--- START ---
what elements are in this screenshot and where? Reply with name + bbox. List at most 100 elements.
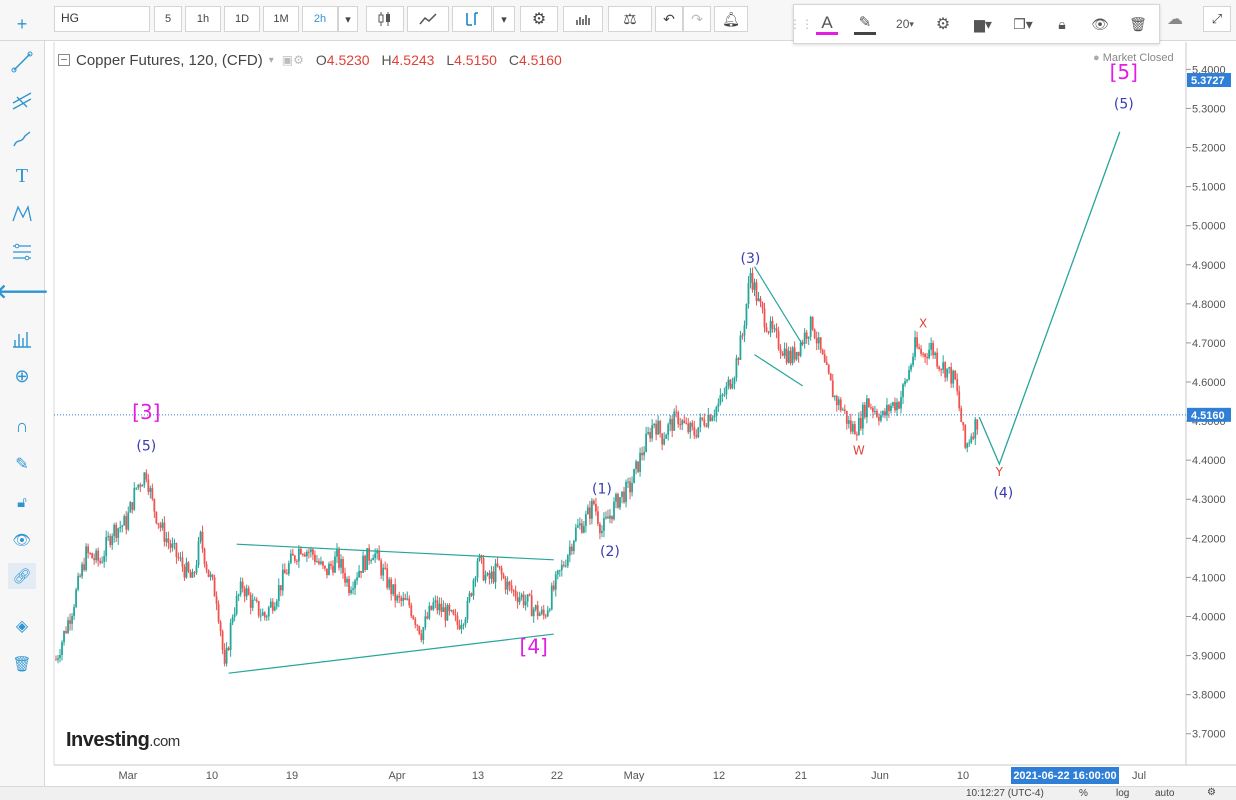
back-tool[interactable]: 🡐 [0,278,49,304]
candle-body [904,381,906,385]
candle-body [835,396,838,406]
candle-body [940,369,943,371]
candle-body [299,548,302,555]
studies-button[interactable] [563,6,603,32]
brush-icon [13,131,31,147]
candle-body [85,546,88,570]
candle-body [153,498,156,512]
candle-body [171,543,174,548]
hide-drawings-tool[interactable]: 👁︎ [8,527,36,553]
candles-button[interactable] [366,6,404,32]
candle-body [287,563,290,574]
font-size-select[interactable]: 20 ▾ [888,9,922,39]
log-toggle[interactable]: log [1116,788,1130,799]
candle-body [813,329,816,339]
candle-body [916,337,918,348]
redo-button[interactable]: ↷ [683,6,711,32]
candle-body [801,342,804,344]
candle-body [61,642,63,656]
collapse-legend-button[interactable] [58,54,70,66]
measure-tool[interactable] [8,326,36,352]
chart-legend: Copper Futures, 120, (CFD) ▾ ▣⚙ O4.5230 … [58,50,570,70]
visibility-layer-button[interactable]: ▆▾ [966,9,1000,39]
candle-body [362,555,364,573]
indicators-dropdown-button[interactable]: ▾ [493,6,515,32]
low-value: 4.5150 [454,52,497,68]
interval-2h-button[interactable]: 2h [302,6,338,32]
stay-drawing-tool[interactable]: ✎ [8,451,36,477]
candle-body [438,603,441,611]
top-price-label: 5.3727 [1191,75,1225,87]
alert-button[interactable]: 🔔︎ [714,6,748,32]
save-cloud-button[interactable]: ☁ [1157,6,1193,32]
hide-button[interactable]: 👁︎ [1088,9,1112,39]
candle-body [434,600,437,603]
interval-1h-button[interactable]: 1h [185,6,221,32]
candle-body [580,523,583,533]
candle-body [235,595,238,614]
link-tool[interactable]: 🔗︎ [8,563,36,589]
gear-icon[interactable]: ⚙ [1207,787,1216,798]
line-chart-button[interactable] [407,6,449,32]
undo-button[interactable]: ↶ [655,6,683,32]
candle-body [586,507,589,515]
lock-button[interactable]: 🔒︎ [1050,9,1074,39]
auto-toggle[interactable]: auto [1155,788,1175,799]
y-tick-label: 4.4000 [1192,455,1226,467]
candle-body [603,518,605,531]
candle-body [675,411,678,413]
interval-dropdown-button[interactable]: ▾ [338,6,358,32]
drawing-properties-toolbar: ⋮⋮ A ✎ 20 ▾ ⚙ ▆▾ ❐▾ 🔒︎ 👁︎ 🗑︎ [789,4,1160,44]
text-color-button[interactable]: A [812,9,842,39]
interval-1m-button[interactable]: 1M [263,6,299,32]
candle-body [697,427,700,438]
x-tick-label: Jun [871,770,889,782]
candle-body [239,581,242,595]
candle-body [165,538,168,542]
settings-button[interactable]: ⚙ [520,6,558,32]
clone-button[interactable]: ❐▾ [1006,9,1040,39]
magnet-tool[interactable]: ∩ [8,413,36,439]
candle-body [251,599,254,608]
fib-tool[interactable] [8,239,36,265]
candle-body [779,348,782,354]
candle-body [546,610,549,617]
crosshair-tool[interactable]: + [8,11,36,37]
candle-body [886,405,888,416]
candle-body [896,402,898,411]
symbol-input[interactable]: HG [54,6,150,32]
zoom-tool[interactable]: ⊕ [8,363,36,389]
candle-body [67,620,69,633]
candle-body [388,579,391,588]
pitchfork-tool[interactable] [8,87,36,113]
brush-tool[interactable] [8,126,36,152]
interval-1d-button[interactable]: 1D [224,6,260,32]
line-color-button[interactable]: ✎ [850,9,880,39]
candle-body [330,563,332,566]
legend-settings-icon[interactable]: ▣⚙ [281,53,304,67]
candle-body [370,560,373,562]
candle-body [221,631,224,650]
redo-icon: ↷ [691,10,703,27]
legend-dropdown-icon[interactable]: ▾ [268,54,274,66]
lock-icon: 🔒︎ [1058,15,1066,32]
interval-5-button[interactable]: 5 [154,6,182,32]
fullscreen-button[interactable]: ⤢ [1203,6,1231,32]
drawing-settings-button[interactable]: ⚙ [928,9,958,39]
remove-drawings-tool[interactable]: 🗑︎ [8,651,36,677]
percent-toggle[interactable]: % [1079,788,1088,799]
compare-button[interactable]: ⚖ [608,6,652,32]
text-tool[interactable]: T [8,163,36,189]
indicators-button[interactable] [452,6,492,32]
pattern-tool[interactable] [8,201,36,227]
lock-drawings-tool[interactable]: 🔓︎ [8,489,36,515]
candle-body [428,605,431,619]
delete-drawing-button[interactable]: 🗑︎ [1126,9,1150,39]
trendline-tool[interactable] [8,49,36,75]
drag-handle[interactable]: ⋮⋮ [789,17,813,31]
candle-body [709,414,712,421]
candle-body [787,350,790,363]
layers-tool[interactable]: ◈ [8,613,36,639]
area-chart-icon [419,13,437,25]
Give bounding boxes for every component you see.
--- END ---
Exercise: Revise all of the lines above so that every instance of "candle-body" reads "bar-body", keeping everything else the same, and omit the pictures from your answer.

Correct answer:
what elements are in this screenshot and where? Reply with name + bbox. List at most 100 elements.
back-tool[interactable]: 🡐 [0,278,49,304]
bar-body [904,381,906,385]
bar-body [835,396,838,406]
bar-body [940,369,943,371]
bar-body [299,548,302,555]
studies-button[interactable] [563,6,603,32]
brush-icon [13,131,31,147]
bar-body [85,546,88,570]
bar-body [153,498,156,512]
bar-body [171,543,174,548]
hide-drawings-tool[interactable]: 👁︎ [8,527,36,553]
candles-button[interactable] [366,6,404,32]
bar-body [287,563,290,574]
font-size-select[interactable]: 20 ▾ [888,9,922,39]
log-toggle[interactable]: log [1116,788,1130,799]
bar-body [813,329,816,339]
bar-body [916,337,918,348]
redo-button[interactable]: ↷ [683,6,711,32]
bar-body [801,342,804,344]
bar-body [61,642,63,656]
collapse-legend-button[interactable] [58,54,70,66]
measure-tool[interactable] [8,326,36,352]
chart-legend: Copper Futures, 120, (CFD) ▾ ▣⚙ O4.5230 … [58,50,570,70]
visibility-layer-button[interactable]: ▆▾ [966,9,1000,39]
bar-body [362,555,364,573]
indicators-dropdown-button[interactable]: ▾ [493,6,515,32]
low-value: 4.5150 [454,52,497,68]
interval-2h-button[interactable]: 2h [302,6,338,32]
stay-drawing-tool[interactable]: ✎ [8,451,36,477]
bar-body [438,603,441,611]
top-price-label: 5.3727 [1191,75,1225,87]
alert-button[interactable]: 🔔︎ [714,6,748,32]
save-cloud-button[interactable]: ☁ [1157,6,1193,32]
hide-button[interactable]: 👁︎ [1088,9,1112,39]
bar-body [434,600,437,603]
interval-1h-button[interactable]: 1h [185,6,221,32]
bar-body [580,523,583,533]
bar-body [235,595,238,614]
link-tool[interactable]: 🔗︎ [8,563,36,589]
gear-icon[interactable]: ⚙ [1207,787,1216,798]
line-chart-button[interactable] [407,6,449,32]
undo-button[interactable]: ↶ [655,6,683,32]
bar-body [586,507,589,515]
lock-button[interactable]: 🔒︎ [1050,9,1074,39]
auto-toggle[interactable]: auto [1155,788,1175,799]
y-tick-label: 4.4000 [1192,455,1226,467]
bar-body [603,518,605,531]
bar-body [675,411,678,413]
interval-dropdown-button[interactable]: ▾ [338,6,358,32]
drawing-properties-toolbar: ⋮⋮ A ✎ 20 ▾ ⚙ ▆▾ ❐▾ 🔒︎ 👁︎ 🗑︎ [789,4,1160,44]
text-color-button[interactable]: A [812,9,842,39]
interval-1m-button[interactable]: 1M [263,6,299,32]
bar-body [697,427,700,438]
x-tick-label: Jun [871,770,889,782]
bar-body [239,581,242,595]
bar-body [165,538,168,542]
settings-button[interactable]: ⚙ [520,6,558,32]
clone-button[interactable]: ❐▾ [1006,9,1040,39]
magnet-tool[interactable]: ∩ [8,413,36,439]
bar-body [251,599,254,608]
fib-tool[interactable] [8,239,36,265]
bar-body [779,348,782,354]
bar-body [546,610,549,617]
crosshair-tool[interactable]: + [8,11,36,37]
bar-body [886,405,888,416]
bar-body [896,402,898,411]
symbol-input[interactable]: HG [54,6,150,32]
zoom-tool[interactable]: ⊕ [8,363,36,389]
bar-body [67,620,69,633]
bar-body [388,579,391,588]
pitchfork-tool[interactable] [8,87,36,113]
brush-tool[interactable] [8,126,36,152]
interval-1d-button[interactable]: 1D [224,6,260,32]
line-color-button[interactable]: ✎ [850,9,880,39]
bar-body [330,563,332,566]
legend-settings-icon[interactable]: ▣⚙ [281,53,304,67]
bar-body [370,560,373,562]
bar-body [221,631,224,650]
redo-icon: ↷ [691,10,703,27]
legend-dropdown-icon[interactable]: ▾ [268,54,274,66]
lock-icon: 🔒︎ [1058,15,1066,32]
interval-5-button[interactable]: 5 [154,6,182,32]
fullscreen-button[interactable]: ⤢ [1203,6,1231,32]
drawing-settings-button[interactable]: ⚙ [928,9,958,39]
remove-drawings-tool[interactable]: 🗑︎ [8,651,36,677]
percent-toggle[interactable]: % [1079,788,1088,799]
compare-button[interactable]: ⚖ [608,6,652,32]
text-tool[interactable]: T [8,163,36,189]
indicators-button[interactable] [452,6,492,32]
pattern-tool[interactable] [8,201,36,227]
lock-drawings-tool[interactable]: 🔓︎ [8,489,36,515]
bar-body [428,605,431,619]
delete-drawing-button[interactable]: 🗑︎ [1126,9,1150,39]
trendline-tool[interactable] [8,49,36,75]
drag-handle[interactable]: ⋮⋮ [789,17,813,31]
bar-body [709,414,712,421]
bar-body [787,350,790,363]
layers-tool[interactable]: ◈ [8,613,36,639]
area-chart-icon [419,13,437,25]
Give bounding boxes for every component you see.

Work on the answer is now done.